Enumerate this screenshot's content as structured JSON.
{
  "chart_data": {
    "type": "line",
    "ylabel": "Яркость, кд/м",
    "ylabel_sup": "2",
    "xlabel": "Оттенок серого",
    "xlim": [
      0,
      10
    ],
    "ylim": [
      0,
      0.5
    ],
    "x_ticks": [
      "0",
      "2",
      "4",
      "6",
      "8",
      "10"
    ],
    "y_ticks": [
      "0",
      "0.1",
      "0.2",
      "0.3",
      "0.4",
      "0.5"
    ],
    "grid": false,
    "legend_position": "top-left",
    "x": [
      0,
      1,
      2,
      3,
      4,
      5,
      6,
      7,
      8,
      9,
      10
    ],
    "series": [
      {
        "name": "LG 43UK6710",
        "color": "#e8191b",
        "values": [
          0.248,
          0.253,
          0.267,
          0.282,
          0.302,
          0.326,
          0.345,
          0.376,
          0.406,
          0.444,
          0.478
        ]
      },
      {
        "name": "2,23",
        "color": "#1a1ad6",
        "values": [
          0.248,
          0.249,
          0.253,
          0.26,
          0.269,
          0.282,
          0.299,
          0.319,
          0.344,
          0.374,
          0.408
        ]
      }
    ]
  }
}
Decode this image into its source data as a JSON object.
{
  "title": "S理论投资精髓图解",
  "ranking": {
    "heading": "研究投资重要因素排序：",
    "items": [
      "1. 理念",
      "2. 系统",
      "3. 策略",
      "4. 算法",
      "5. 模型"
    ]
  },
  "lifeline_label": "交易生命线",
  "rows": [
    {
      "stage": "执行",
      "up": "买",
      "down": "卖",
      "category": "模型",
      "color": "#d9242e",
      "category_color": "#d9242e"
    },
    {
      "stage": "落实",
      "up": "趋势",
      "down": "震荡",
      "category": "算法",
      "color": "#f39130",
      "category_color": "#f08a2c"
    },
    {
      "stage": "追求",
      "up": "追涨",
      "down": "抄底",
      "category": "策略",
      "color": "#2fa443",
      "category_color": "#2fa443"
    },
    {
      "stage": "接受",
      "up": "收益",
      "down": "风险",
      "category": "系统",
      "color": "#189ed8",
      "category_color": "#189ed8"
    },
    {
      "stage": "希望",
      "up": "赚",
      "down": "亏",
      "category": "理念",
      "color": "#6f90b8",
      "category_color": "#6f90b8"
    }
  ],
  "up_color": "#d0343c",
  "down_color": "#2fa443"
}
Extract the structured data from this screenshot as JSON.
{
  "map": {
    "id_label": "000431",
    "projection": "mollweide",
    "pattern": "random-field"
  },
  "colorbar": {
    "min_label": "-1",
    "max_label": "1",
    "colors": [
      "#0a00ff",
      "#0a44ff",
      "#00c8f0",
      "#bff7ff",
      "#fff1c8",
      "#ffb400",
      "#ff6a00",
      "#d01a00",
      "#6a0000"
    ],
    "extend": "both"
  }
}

——

_SHORT TASK_
Select the lines from the entries that include the word "this".

_RESULT_
Enumerate this screenshot's content as structured JSON.
Decode this image into its source data as a JSON object.
Extract the structured data from this screenshot as JSON.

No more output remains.